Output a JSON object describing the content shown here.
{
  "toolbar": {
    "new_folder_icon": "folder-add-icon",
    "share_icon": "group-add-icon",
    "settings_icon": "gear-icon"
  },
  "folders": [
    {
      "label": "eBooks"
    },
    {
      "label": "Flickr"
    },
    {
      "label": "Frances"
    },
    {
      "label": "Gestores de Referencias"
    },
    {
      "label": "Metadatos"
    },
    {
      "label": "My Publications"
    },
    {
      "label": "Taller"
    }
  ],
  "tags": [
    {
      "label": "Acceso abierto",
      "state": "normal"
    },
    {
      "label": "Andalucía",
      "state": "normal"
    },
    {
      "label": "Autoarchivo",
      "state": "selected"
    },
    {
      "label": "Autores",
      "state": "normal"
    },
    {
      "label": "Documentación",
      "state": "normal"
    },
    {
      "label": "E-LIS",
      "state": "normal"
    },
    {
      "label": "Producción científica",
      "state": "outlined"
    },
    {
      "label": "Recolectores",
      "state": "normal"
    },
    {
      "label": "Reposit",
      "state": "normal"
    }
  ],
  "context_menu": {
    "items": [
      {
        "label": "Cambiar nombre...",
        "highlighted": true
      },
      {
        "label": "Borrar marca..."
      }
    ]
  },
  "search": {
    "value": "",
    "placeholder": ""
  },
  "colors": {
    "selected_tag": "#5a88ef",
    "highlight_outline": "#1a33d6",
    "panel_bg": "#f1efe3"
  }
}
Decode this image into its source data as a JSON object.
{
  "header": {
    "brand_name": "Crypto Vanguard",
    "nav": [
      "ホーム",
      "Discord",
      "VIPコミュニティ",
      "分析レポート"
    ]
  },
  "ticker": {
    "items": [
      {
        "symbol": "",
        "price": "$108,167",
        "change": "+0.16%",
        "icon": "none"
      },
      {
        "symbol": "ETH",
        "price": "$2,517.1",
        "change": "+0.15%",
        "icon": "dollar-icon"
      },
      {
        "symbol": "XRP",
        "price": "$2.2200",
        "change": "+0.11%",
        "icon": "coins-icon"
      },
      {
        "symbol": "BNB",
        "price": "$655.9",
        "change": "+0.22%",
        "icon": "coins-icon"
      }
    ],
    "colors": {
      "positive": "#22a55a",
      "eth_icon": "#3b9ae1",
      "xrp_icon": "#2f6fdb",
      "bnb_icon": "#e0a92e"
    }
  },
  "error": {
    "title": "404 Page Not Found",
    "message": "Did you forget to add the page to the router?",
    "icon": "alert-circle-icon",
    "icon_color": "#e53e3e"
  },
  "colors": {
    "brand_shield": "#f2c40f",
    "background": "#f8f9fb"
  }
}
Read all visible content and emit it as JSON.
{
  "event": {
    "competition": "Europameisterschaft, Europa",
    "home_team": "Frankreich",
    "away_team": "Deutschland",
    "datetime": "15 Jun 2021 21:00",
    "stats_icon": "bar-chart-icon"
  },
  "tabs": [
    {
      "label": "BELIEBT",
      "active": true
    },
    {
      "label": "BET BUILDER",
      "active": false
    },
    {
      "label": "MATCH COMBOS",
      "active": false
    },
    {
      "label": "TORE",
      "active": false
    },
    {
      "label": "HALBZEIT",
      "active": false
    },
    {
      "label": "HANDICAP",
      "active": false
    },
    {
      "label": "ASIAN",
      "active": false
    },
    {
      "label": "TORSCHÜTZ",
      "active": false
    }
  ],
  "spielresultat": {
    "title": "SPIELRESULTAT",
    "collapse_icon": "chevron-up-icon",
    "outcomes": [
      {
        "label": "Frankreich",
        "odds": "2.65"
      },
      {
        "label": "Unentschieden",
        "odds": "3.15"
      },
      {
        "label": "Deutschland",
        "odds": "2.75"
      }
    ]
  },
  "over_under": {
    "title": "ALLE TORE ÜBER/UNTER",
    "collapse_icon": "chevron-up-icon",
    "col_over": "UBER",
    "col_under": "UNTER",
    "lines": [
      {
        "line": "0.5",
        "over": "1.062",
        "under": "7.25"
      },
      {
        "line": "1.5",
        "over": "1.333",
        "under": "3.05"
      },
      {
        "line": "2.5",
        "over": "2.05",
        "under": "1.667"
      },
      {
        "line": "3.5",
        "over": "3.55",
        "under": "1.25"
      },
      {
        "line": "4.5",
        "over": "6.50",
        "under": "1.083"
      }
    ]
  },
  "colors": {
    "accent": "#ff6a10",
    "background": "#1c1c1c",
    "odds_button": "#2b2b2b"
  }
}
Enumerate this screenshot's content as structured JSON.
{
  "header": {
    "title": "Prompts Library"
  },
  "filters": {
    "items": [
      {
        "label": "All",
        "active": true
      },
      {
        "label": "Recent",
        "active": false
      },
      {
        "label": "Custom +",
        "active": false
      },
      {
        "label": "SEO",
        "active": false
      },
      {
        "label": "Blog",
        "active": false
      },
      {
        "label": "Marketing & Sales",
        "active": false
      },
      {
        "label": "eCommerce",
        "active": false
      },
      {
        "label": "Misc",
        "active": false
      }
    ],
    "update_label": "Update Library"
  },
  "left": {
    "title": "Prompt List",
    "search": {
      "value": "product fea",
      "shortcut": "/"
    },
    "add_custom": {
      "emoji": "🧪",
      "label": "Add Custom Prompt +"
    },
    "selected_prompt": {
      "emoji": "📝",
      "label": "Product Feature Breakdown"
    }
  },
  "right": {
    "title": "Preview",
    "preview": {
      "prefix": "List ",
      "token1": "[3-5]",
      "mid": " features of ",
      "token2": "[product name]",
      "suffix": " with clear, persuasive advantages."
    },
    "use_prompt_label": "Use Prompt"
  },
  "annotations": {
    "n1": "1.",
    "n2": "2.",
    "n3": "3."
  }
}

····················

**Written exercise**
Please reproduce each line exactly as written.

**Right answer**
Output a JSON object describing the content shown here.
{
  "toolbar": {
    "new_folder_icon": "folder-add-icon",
    "share_icon": "group-add-icon",
    "settings_icon": "gear-icon"
  },
  "folders": [
    {
      "label": "eBooks"
    },
    {
      "label": "Flickr"
    },
    {
      "label": "Frances"
    },
    {
      "label": "Gestores de Referencias"
    },
    {
      "label": "Metadatos"
    },
    {
      "label": "My Publications"
    },
    {
      "label": "Taller"
    }
  ],
  "tags": [
    {
      "label": "Acceso abierto",
      "state": "normal"
    },
    {
      "label": "Andalucía",
      "state": "normal"
    },
    {
      "label": "Autoarchivo",
      "state": "selected"
    },
    {
      "label": "Autores",
      "state": "normal"
    },
    {
      "label": "Documentación",
      "state": "normal"
    },
    {
      "label": "E-LIS",
      "state": "normal"
    },
    {
      "label": "Producción científica",
      "state": "outlined"
    },
    {
      "label": "Recolectores",
      "state": "normal"
    },
    {
      "label": "Reposit",
      "state": "normal"
    }
  ],
  "context_menu": {
    "items": [
      {
        "label": "Cambiar nombre...",
        "highlighted": true
      },
      {
        "label": "Borrar marca..."
      }
    ]
  },
  "search": {
    "value": "",
    "placeholder": ""
  },
  "colors": {
    "selected_tag": "#5a88ef",
    "highlight_outline": "#1a33d6",
    "panel_bg": "#f1efe3"
  }
}
Decode this image into its source data as a JSON object.
{
  "header": {
    "brand_name": "Crypto Vanguard",
    "nav": [
      "ホーム",
      "Discord",
      "VIPコミュニティ",
      "分析レポート"
    ]
  },
  "ticker": {
    "items": [
      {
        "symbol": "",
        "price": "$108,167",
        "change": "+0.16%",
        "icon": "none"
      },
      {
        "symbol": "ETH",
        "price": "$2,517.1",
        "change": "+0.15%",
        "icon": "dollar-icon"
      },
      {
        "symbol": "XRP",
        "price": "$2.2200",
        "change": "+0.11%",
        "icon": "coins-icon"
      },
      {
        "symbol": "BNB",
        "price": "$655.9",
        "change": "+0.22%",
        "icon": "coins-icon"
      }
    ],
    "colors": {
      "positive": "#22a55a",
      "eth_icon": "#3b9ae1",
      "xrp_icon": "#2f6fdb",
      "bnb_icon": "#e0a92e"
    }
  },
  "error": {
    "title": "404 Page Not Found",
    "message": "Did you forget to add the page to the router?",
    "icon": "alert-circle-icon",
    "icon_color": "#e53e3e"
  },
  "colors": {
    "brand_shield": "#f2c40f",
    "background": "#f8f9fb"
  }
}
Read all visible content and emit it as JSON.
{
  "event": {
    "competition": "Europameisterschaft, Europa",
    "home_team": "Frankreich",
    "away_team": "Deutschland",
    "datetime": "15 Jun 2021 21:00",
    "stats_icon": "bar-chart-icon"
  },
  "tabs": [
    {
      "label": "BELIEBT",
      "active": true
    },
    {
      "label": "BET BUILDER",
      "active": false
    },
    {
      "label": "MATCH COMBOS",
      "active": false
    },
    {
      "label": "TORE",
      "active": false
    },
    {
      "label": "HALBZEIT",
      "active": false
    },
    {
      "label": "HANDICAP",
      "active": false
    },
    {
      "label": "ASIAN",
      "active": false
    },
    {
      "label": "TORSCHÜTZ",
      "active": false
    }
  ],
  "spielresultat": {
    "title": "SPIELRESULTAT",
    "collapse_icon": "chevron-up-icon",
    "outcomes": [
      {
        "label": "Frankreich",
        "odds": "2.65"
      },
      {
        "label": "Unentschieden",
        "odds": "3.15"
      },
      {
        "label": "Deutschland",
        "odds": "2.75"
      }
    ]
  },
  "over_under": {
    "title": "ALLE TORE ÜBER/UNTER",
    "collapse_icon": "chevron-up-icon",
    "col_over": "UBER",
    "col_under": "UNTER",
    "lines": [
      {
        "line": "0.5",
        "over": "1.062",
        "under": "7.25"
      },
      {
        "line": "1.5",
        "over": "1.333",
        "under": "3.05"
      },
      {
        "line": "2.5",
        "over": "2.05",
        "under": "1.667"
      },
      {
        "line": "3.5",
        "over": "3.55",
        "under": "1.25"
      },
      {
        "line": "4.5",
        "over": "6.50",
        "under": "1.083"
      }
    ]
  },
  "colors": {
    "accent": "#ff6a10",
    "background": "#1c1c1c",
    "odds_button": "#2b2b2b"
  }
}
Enumerate this screenshot's content as structured JSON.
{
  "header": {
    "title": "Prompts Library"
  },
  "filters": {
    "items": [
      {
        "label": "All",
        "active": true
      },
      {
        "label": "Recent",
        "active": false
      },
      {
        "label": "Custom +",
        "active": false
      },
      {
        "label": "SEO",
        "active": false
      },
      {
        "label": "Blog",
        "active": false
      },
      {
        "label": "Marketing & Sales",
        "active": false
      },
      {
        "label": "eCommerce",
        "active": false
      },
      {
        "label": "Misc",
        "active": false
      }
    ],
    "update_label": "Update Library"
  },
  "left": {
    "title": "Prompt List",
    "search": {
      "value": "product fea",
      "shortcut": "/"
    },
    "add_custom": {
      "emoji": "🧪",
      "label": "Add Custom Prompt +"
    },
    "selected_prompt": {
      "emoji": "📝",
      "label": "Product Feature Breakdown"
    }
  },
  "right": {
    "title": "Preview",
    "preview": {
      "prefix": "List ",
      "token1": "[3-5]",
      "mid": " features of ",
      "token2": "[product name]",
      "suffix": " with clear, persuasive advantages."
    },
    "use_prompt_label": "Use Prompt"
  },
  "annotations": {
    "n1": "1.",
    "n2": "2.",
    "n3": "3."
  }
}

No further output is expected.